** start Data provided **

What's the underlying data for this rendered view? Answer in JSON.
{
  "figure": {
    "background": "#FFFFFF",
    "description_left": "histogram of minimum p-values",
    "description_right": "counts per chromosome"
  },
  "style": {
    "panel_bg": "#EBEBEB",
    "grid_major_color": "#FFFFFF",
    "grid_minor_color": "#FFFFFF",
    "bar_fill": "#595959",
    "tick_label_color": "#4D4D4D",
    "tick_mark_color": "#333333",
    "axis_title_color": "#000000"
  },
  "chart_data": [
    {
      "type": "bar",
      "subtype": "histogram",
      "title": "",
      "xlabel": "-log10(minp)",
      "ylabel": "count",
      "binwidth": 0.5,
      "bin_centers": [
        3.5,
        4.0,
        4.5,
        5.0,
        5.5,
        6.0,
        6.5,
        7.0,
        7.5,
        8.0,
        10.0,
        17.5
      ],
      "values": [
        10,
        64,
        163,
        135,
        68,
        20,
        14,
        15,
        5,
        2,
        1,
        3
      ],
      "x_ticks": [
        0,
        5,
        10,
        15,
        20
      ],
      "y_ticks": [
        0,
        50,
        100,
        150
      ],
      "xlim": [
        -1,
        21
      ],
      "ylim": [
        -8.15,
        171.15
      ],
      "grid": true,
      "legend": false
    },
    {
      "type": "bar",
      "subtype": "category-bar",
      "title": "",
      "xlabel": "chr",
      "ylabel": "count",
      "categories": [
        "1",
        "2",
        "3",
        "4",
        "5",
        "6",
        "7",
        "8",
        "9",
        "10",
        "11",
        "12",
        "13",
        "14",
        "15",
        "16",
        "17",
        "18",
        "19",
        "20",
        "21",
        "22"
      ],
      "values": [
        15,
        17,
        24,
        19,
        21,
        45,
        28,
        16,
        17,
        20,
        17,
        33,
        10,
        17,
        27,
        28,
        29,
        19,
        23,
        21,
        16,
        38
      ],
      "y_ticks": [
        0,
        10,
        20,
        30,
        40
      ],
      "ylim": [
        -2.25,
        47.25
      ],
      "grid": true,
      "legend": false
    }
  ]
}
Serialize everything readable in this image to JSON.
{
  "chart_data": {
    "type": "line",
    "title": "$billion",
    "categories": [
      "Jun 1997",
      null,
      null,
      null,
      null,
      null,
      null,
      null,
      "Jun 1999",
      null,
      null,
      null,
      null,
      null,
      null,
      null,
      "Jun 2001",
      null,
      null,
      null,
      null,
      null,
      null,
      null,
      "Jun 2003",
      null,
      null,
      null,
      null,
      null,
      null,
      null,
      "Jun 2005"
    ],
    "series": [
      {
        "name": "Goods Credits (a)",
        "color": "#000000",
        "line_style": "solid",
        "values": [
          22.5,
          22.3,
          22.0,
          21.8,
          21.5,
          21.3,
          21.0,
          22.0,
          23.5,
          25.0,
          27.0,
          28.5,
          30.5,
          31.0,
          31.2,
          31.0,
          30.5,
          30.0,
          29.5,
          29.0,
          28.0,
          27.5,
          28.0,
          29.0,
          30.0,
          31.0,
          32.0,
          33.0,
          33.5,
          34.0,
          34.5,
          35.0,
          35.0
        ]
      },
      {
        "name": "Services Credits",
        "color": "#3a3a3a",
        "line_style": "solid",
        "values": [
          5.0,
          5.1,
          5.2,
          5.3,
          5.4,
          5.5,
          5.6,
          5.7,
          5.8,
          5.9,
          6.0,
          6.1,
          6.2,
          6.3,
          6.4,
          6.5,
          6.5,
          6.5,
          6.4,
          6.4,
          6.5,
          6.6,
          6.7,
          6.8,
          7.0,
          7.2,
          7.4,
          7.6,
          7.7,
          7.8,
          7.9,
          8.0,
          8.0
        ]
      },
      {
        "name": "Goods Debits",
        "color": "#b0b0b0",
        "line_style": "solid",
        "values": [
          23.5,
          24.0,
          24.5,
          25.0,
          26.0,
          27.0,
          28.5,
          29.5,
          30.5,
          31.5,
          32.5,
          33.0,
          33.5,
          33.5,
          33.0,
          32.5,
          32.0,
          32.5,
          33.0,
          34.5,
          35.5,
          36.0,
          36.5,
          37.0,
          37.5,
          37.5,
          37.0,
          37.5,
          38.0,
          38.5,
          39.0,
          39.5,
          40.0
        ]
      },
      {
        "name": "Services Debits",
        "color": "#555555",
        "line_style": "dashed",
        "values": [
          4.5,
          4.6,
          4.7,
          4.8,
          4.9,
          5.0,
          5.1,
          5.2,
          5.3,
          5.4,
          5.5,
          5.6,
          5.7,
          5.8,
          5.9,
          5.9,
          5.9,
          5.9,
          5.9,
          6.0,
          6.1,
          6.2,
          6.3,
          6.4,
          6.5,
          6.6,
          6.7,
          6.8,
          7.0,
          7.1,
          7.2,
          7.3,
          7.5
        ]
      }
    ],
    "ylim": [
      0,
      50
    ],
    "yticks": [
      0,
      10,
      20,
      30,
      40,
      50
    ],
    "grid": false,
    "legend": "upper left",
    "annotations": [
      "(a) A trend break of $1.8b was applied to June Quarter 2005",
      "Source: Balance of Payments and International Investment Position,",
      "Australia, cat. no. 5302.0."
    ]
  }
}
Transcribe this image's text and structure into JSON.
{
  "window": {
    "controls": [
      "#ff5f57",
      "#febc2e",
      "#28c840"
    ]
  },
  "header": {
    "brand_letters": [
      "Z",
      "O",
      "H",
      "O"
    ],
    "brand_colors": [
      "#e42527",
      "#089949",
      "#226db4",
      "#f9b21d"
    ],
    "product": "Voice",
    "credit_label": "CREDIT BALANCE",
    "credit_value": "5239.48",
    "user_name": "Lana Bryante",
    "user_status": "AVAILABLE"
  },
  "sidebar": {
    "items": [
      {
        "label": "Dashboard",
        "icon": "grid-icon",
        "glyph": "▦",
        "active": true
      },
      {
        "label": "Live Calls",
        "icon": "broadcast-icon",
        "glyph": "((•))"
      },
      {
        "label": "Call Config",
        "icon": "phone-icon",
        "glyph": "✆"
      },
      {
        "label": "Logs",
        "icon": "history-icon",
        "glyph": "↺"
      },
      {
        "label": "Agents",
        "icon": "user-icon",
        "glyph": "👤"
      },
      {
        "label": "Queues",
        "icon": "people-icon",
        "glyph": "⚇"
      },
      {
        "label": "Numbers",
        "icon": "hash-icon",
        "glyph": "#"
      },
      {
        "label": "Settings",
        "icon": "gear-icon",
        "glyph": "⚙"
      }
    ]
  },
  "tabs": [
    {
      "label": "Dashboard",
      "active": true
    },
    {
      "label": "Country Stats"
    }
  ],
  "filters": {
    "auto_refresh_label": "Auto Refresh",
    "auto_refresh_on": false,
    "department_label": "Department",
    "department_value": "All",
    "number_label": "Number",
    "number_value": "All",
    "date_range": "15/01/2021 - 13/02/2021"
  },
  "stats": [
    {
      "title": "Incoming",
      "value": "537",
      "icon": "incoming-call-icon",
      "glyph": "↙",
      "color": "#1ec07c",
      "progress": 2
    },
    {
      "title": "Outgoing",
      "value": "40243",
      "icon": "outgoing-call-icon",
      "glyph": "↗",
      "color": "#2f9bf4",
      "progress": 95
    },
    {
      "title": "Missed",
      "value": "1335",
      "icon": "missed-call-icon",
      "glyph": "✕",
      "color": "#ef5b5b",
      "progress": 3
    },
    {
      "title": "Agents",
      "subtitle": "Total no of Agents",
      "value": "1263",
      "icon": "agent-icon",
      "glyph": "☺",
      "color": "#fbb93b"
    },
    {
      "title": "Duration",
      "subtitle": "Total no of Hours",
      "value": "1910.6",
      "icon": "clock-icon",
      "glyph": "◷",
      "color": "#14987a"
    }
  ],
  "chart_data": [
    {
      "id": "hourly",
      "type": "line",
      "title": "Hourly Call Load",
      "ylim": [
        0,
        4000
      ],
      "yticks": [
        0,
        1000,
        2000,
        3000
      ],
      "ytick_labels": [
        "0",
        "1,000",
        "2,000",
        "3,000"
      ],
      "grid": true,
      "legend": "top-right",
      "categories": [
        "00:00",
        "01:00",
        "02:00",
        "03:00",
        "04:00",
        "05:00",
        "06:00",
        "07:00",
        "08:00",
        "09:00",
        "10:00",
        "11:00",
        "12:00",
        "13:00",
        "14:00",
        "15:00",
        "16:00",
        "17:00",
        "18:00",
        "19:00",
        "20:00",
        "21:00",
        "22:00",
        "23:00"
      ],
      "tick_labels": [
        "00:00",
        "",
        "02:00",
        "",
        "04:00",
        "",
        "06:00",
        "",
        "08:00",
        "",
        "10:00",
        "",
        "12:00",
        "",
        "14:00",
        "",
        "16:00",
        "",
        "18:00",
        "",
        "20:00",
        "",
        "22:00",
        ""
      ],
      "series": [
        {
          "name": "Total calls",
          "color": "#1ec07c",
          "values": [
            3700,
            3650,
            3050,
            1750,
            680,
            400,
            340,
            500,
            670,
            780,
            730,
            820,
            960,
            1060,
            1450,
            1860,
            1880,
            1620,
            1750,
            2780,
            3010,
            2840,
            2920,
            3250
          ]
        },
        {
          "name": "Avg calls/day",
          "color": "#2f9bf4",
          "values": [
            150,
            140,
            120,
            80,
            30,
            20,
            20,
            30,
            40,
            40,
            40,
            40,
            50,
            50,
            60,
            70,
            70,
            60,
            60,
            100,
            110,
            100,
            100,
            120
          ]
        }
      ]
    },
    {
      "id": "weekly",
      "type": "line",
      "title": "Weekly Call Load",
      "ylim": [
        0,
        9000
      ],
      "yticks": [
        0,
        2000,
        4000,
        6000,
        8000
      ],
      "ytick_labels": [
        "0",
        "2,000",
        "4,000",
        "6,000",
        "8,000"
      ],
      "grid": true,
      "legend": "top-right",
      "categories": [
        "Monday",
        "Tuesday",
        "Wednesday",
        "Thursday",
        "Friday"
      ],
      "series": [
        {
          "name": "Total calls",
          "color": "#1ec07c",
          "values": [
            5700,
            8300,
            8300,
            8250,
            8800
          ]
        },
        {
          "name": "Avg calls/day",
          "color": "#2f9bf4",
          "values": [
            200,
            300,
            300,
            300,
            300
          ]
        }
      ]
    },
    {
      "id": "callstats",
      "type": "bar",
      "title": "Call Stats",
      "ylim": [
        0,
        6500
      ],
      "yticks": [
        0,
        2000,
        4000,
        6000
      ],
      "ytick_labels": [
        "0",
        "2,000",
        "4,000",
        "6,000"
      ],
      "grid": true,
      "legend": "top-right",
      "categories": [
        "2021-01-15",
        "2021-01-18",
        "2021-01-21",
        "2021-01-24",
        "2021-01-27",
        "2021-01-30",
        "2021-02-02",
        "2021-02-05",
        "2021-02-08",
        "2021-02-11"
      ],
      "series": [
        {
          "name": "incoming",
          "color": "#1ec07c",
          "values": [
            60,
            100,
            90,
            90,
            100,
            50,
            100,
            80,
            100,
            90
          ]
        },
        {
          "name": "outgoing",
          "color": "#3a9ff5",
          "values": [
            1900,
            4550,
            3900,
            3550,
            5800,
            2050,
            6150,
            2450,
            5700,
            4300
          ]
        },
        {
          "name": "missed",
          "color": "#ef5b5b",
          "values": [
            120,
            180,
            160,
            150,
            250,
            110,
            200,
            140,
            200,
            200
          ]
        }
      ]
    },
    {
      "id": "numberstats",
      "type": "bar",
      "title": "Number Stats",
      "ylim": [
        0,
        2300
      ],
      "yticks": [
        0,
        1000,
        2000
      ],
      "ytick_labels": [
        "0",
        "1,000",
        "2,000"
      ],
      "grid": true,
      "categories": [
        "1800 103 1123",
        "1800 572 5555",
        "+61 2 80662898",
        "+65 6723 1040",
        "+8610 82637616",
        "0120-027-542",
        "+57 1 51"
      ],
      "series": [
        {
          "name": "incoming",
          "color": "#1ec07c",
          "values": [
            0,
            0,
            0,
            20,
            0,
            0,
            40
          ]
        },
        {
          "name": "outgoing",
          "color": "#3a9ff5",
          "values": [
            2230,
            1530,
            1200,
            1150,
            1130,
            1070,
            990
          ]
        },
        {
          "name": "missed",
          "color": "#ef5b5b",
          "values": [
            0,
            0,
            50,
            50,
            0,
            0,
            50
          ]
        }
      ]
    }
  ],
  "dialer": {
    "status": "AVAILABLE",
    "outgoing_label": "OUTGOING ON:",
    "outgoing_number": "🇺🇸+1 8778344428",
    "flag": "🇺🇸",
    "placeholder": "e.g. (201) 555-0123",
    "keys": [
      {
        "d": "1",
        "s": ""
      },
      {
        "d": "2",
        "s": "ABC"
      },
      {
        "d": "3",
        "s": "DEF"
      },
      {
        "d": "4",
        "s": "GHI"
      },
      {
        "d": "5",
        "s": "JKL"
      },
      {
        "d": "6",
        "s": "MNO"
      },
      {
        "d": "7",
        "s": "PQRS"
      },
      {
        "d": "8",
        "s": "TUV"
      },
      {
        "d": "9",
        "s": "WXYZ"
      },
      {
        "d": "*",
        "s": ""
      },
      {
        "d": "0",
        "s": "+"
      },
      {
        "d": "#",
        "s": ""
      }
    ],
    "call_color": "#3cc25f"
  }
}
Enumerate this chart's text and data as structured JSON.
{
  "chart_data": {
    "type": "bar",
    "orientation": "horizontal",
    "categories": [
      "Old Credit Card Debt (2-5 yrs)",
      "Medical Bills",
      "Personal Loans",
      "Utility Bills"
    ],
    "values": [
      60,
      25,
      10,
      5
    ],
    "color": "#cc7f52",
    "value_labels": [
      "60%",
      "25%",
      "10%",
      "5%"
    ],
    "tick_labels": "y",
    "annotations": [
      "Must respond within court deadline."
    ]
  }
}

** end Data provided **

• **Problem to solve**
Look over the listing. Pull out every line with the string "Services" in it.

• **Expected output**
        "name": "Services Credits",
        "name": "Services Debits",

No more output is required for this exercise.